> _Figure contents as structured data_:
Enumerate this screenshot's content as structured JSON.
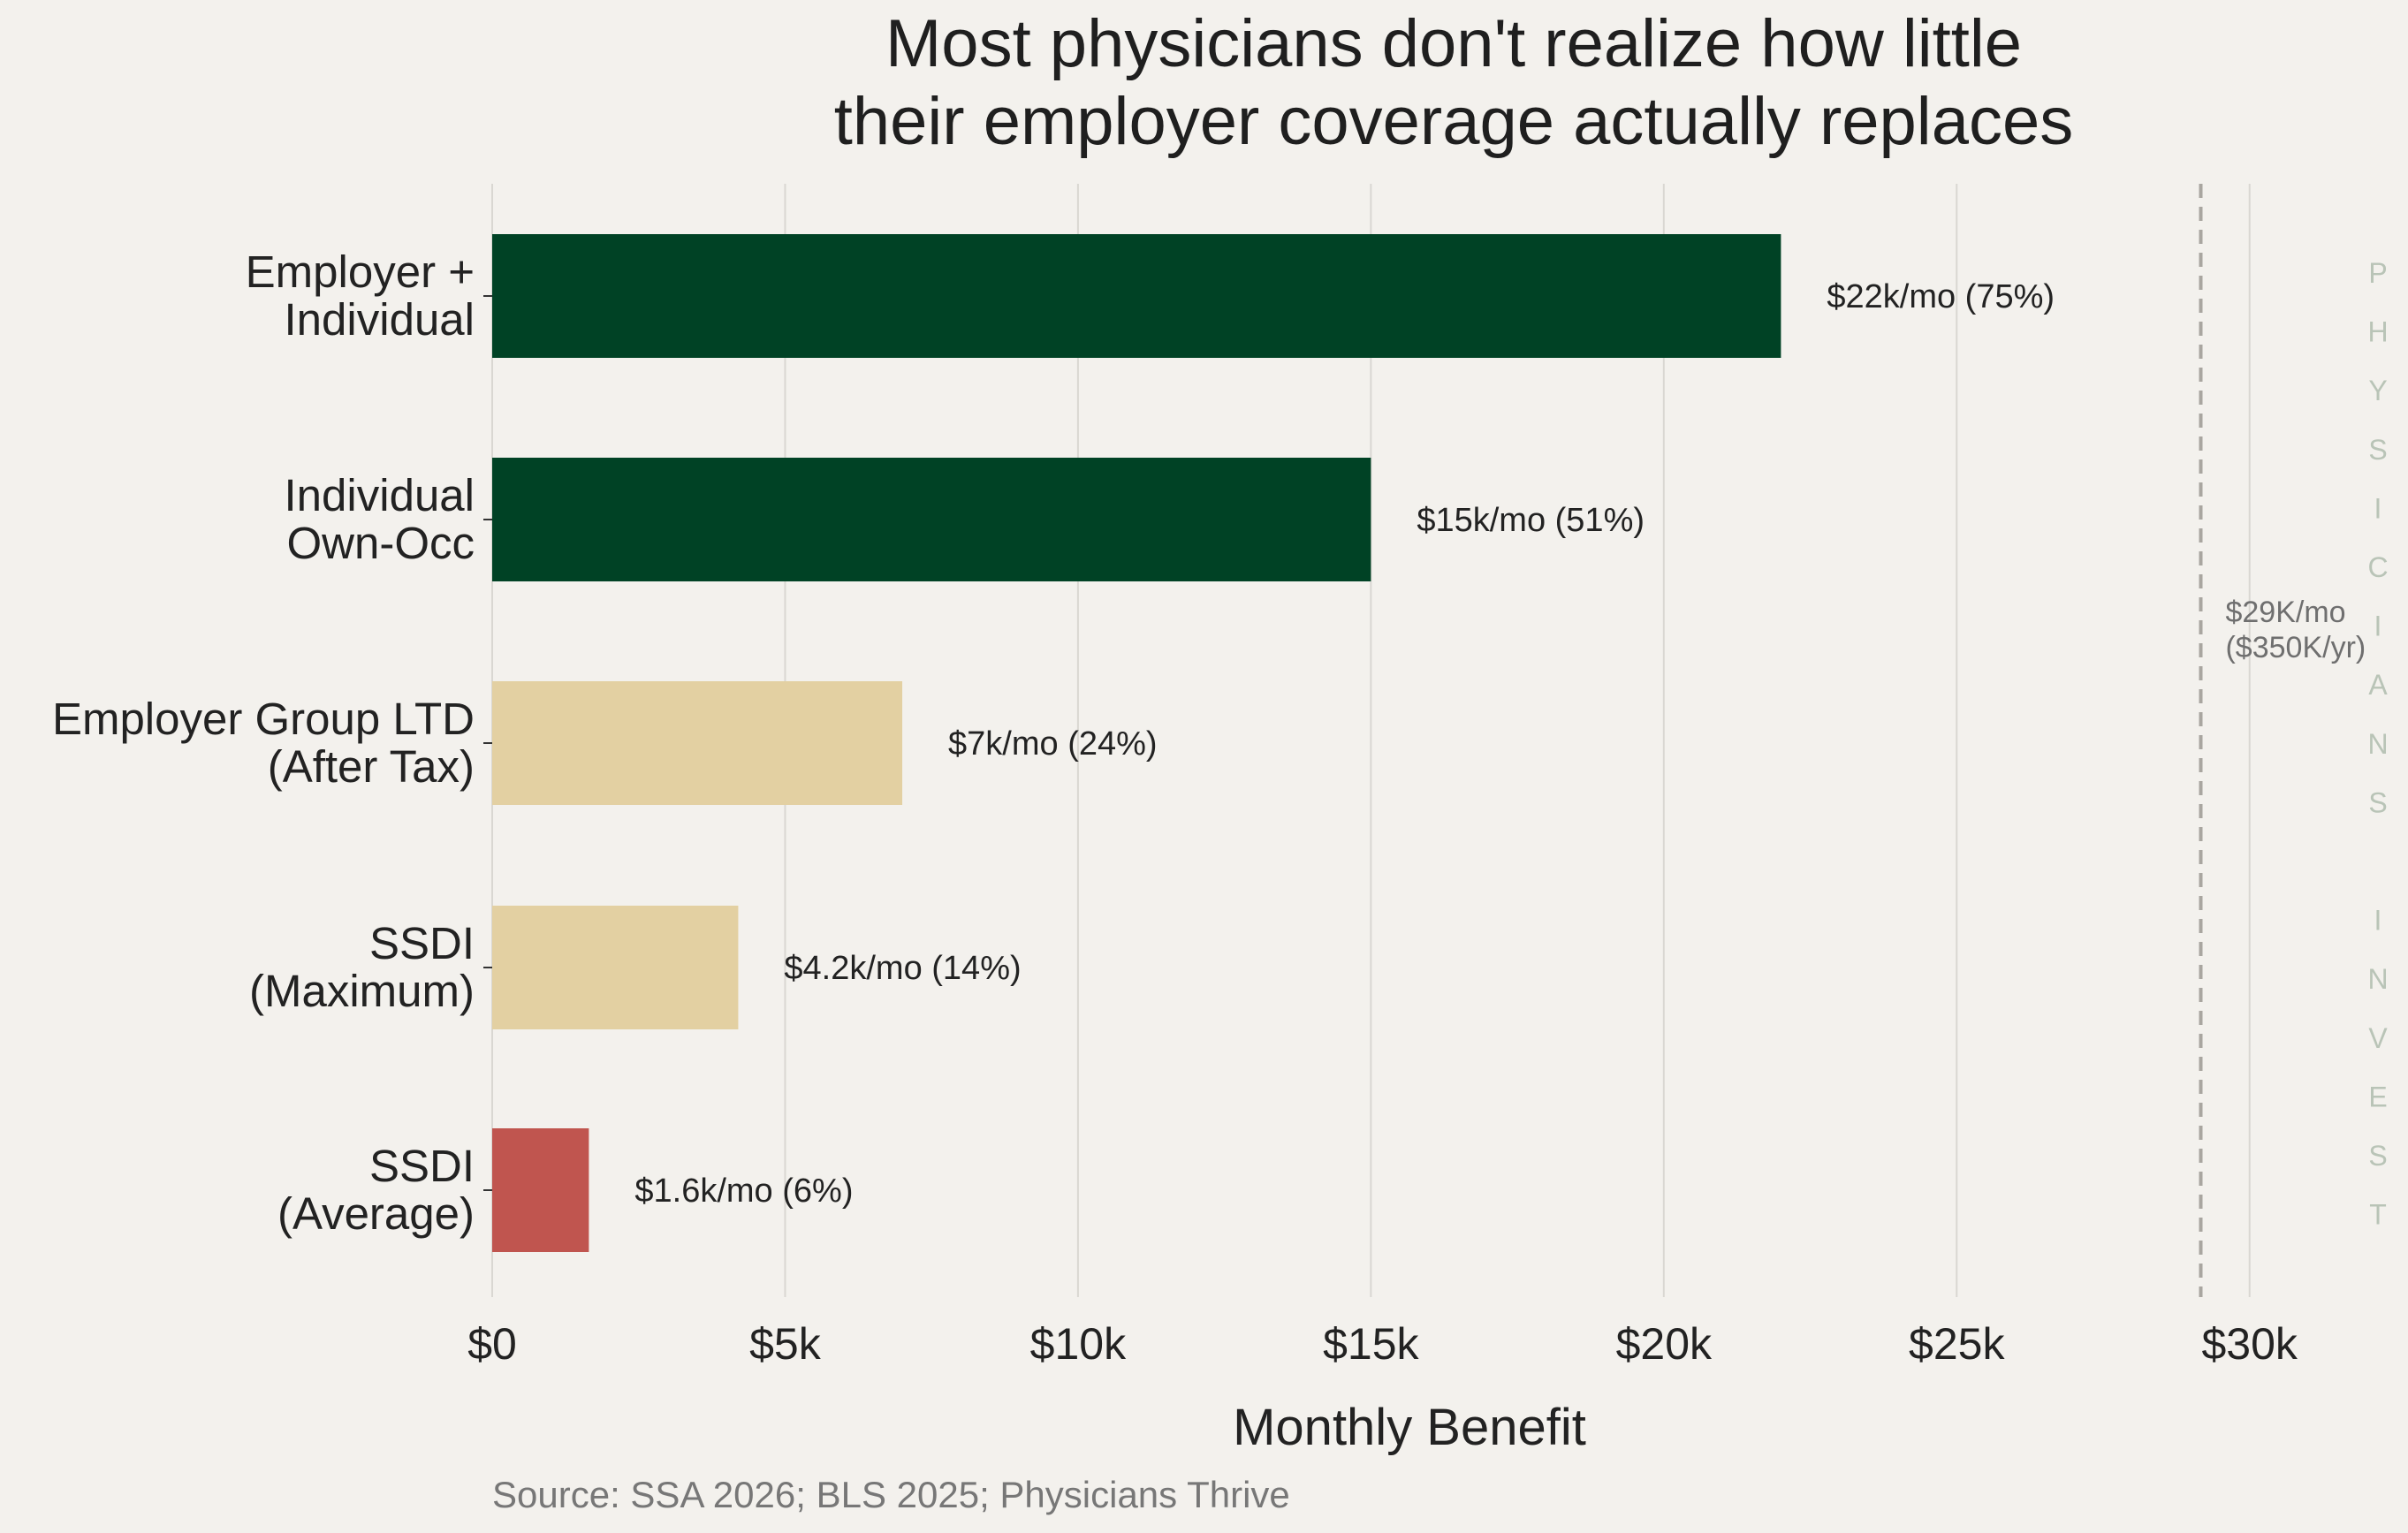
{
  "chart_data": {
    "type": "bar",
    "orientation": "horizontal",
    "title_lines": [
      "Most physicians don't realize how little",
      "their employer coverage actually replaces"
    ],
    "xlabel": "Monthly Benefit",
    "source": "Source: SSA 2026; BLS 2025; Physicians Thrive",
    "xlim": [
      0,
      31000
    ],
    "x_ticks": [
      {
        "value": 0,
        "label": "$0"
      },
      {
        "value": 5000,
        "label": "$5k"
      },
      {
        "value": 10000,
        "label": "$10k"
      },
      {
        "value": 15000,
        "label": "$15k"
      },
      {
        "value": 20000,
        "label": "$20k"
      },
      {
        "value": 25000,
        "label": "$25k"
      },
      {
        "value": 30000,
        "label": "$30k"
      }
    ],
    "grid": "vertical",
    "bars": [
      {
        "label_lines": [
          "Employer +",
          "Individual"
        ],
        "value": 22000,
        "annotation": "$22k/mo (75%)",
        "color": "#004225"
      },
      {
        "label_lines": [
          "Individual",
          "Own-Occ"
        ],
        "value": 15000,
        "annotation": "$15k/mo (51%)",
        "color": "#004225"
      },
      {
        "label_lines": [
          "Employer Group LTD",
          "(After Tax)"
        ],
        "value": 7000,
        "annotation": "$7k/mo (24%)",
        "color": "#e3d0a2"
      },
      {
        "label_lines": [
          "SSDI",
          "(Maximum)"
        ],
        "value": 4200,
        "annotation": "$4.2k/mo (14%)",
        "color": "#e3d0a2"
      },
      {
        "label_lines": [
          "SSDI",
          "(Average)"
        ],
        "value": 1650,
        "annotation": "$1.6k/mo (6%)",
        "color": "#c0554f"
      }
    ],
    "reference_line": {
      "value": 29167,
      "label_lines": [
        "$29K/mo",
        "($350K/yr)"
      ],
      "style": "dashed",
      "color": "#a9a6a0"
    },
    "watermark": "PHYSICIANS INVEST"
  }
}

> _Your task_: Pictures stay out of the copy; please restate every record above exactly.

> _Worked solution_:
Enumerate this screenshot's content as structured JSON.
{
  "chart_data": {
    "type": "bar",
    "orientation": "horizontal",
    "title_lines": [
      "Most physicians don't realize how little",
      "their employer coverage actually replaces"
    ],
    "xlabel": "Monthly Benefit",
    "source": "Source: SSA 2026; BLS 2025; Physicians Thrive",
    "xlim": [
      0,
      31000
    ],
    "x_ticks": [
      {
        "value": 0,
        "label": "$0"
      },
      {
        "value": 5000,
        "label": "$5k"
      },
      {
        "value": 10000,
        "label": "$10k"
      },
      {
        "value": 15000,
        "label": "$15k"
      },
      {
        "value": 20000,
        "label": "$20k"
      },
      {
        "value": 25000,
        "label": "$25k"
      },
      {
        "value": 30000,
        "label": "$30k"
      }
    ],
    "grid": "vertical",
    "bars": [
      {
        "label_lines": [
          "Employer +",
          "Individual"
        ],
        "value": 22000,
        "annotation": "$22k/mo (75%)",
        "color": "#004225"
      },
      {
        "label_lines": [
          "Individual",
          "Own-Occ"
        ],
        "value": 15000,
        "annotation": "$15k/mo (51%)",
        "color": "#004225"
      },
      {
        "label_lines": [
          "Employer Group LTD",
          "(After Tax)"
        ],
        "value": 7000,
        "annotation": "$7k/mo (24%)",
        "color": "#e3d0a2"
      },
      {
        "label_lines": [
          "SSDI",
          "(Maximum)"
        ],
        "value": 4200,
        "annotation": "$4.2k/mo (14%)",
        "color": "#e3d0a2"
      },
      {
        "label_lines": [
          "SSDI",
          "(Average)"
        ],
        "value": 1650,
        "annotation": "$1.6k/mo (6%)",
        "color": "#c0554f"
      }
    ],
    "reference_line": {
      "value": 29167,
      "label_lines": [
        "$29K/mo",
        "($350K/yr)"
      ],
      "style": "dashed",
      "color": "#a9a6a0"
    },
    "watermark": "PHYSICIANS INVEST"
  }
}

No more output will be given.